REQUIRED WORK
Locate every line that holds the string "Linyane" and copy it.
[ENTRIES SHOWN start]
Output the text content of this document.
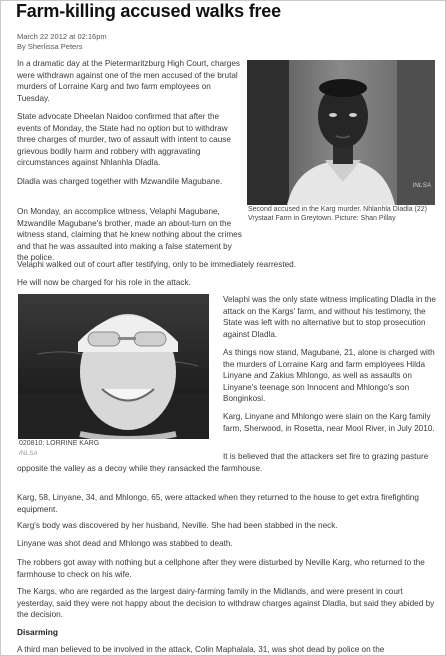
Farm-killing accused walks free
March 22 2012 at 02:16pm
By Sherlissa Peters
INLSA
Second accused in the Karg murder. Nhlanhla Dladla (22) Vrystaat Farm in Greytown. Picture: Shan Pillay

In a dramatic day at the Pietermaritzburg High Court, charges were withdrawn against one of the men accused of the brutal murders of Lorraine Karg and two farm employees on Tuesday.

State advocate Dheelan Naidoo confirmed that after the events of Monday, the State had no option but to withdraw three charges of murder, two of assault with intent to cause grievous bodily harm and robbery with aggravating circumstances against Nhlanhla Dladla.

Dladla was charged together with Mzwandile Magubane.

On Monday, an accomplice witness, Velaphi Magubane, Mzwandile Magubane's brother, made an about-turn on the witness stand, claiming that he knew nothing about the crimes and that he was assaulted into making a false statement by the police.

Velaphi walked out of court after testifying, only to be immediately rearrested.

He will now be charged for his role in the attack.

020810: LORRINE KARG
INLSA

Velaphi was the only state witness implicating Dladla in the attack on the Kargs' farm, and without his testimony, the State was left with no alternative but to stop prosecution against Dladla.

As things now stand, Magubane, 21, alone is charged with the murders of Lorraine Karg and farm employees Hilda Linyane and Zakius Mhlongo, as well as assaults on Linyane's teenage son Innocent and Mhlongo's son Bonginkosi.

Karg, Linyane and Mhlongo were slain on the Karg family farm, Sherwood, in Rosetta, near Mooi River, in July 2010.

It is believed that the attackers set fire to grazing pasture opposite the valley as a decoy while they ransacked the farmhouse.

Karg, 58, Linyane, 34, and Mhlongo, 65, were attacked when they returned to the house to get extra firefighting equipment.

Karg's body was discovered by her husband, Neville. She had been stabbed in the neck.

Linyane was shot dead and Mhlongo was stabbed to death.

The robbers got away with nothing but a cellphone after they were disturbed by Neville Karg, who returned to the farmhouse to check on his wife.

The Kargs, who are regarded as the largest dairy-farming family in the Midlands, and were present in court yesterday, said they were not happy about the decision to withdraw charges against Dladla, but said they abided by the decision.

Disarming

A third man believed to be involved in the attack, Colin Maphalala, 31, was shot dead by police on the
[ENTRIES SHOWN end]
RESULT
As things now stand, Magubane, 21, alone is charged with the murders of Lorraine Karg and farm employees Hilda Linyane and Zakius Mhlongo, as well as assaults on Linyane's teenage son Innocent and Mhlongo's son Bonginkosi.
Karg, Linyane and Mhlongo were slain on the Karg family farm, Sherwood, in Rosetta, near Mooi River, in July 2010.
Karg, 58, Linyane, 34, and Mhlongo, 65, were attacked when they returned to the house to get extra firefighting equipment.
Linyane was shot dead and Mhlongo was stabbed to death.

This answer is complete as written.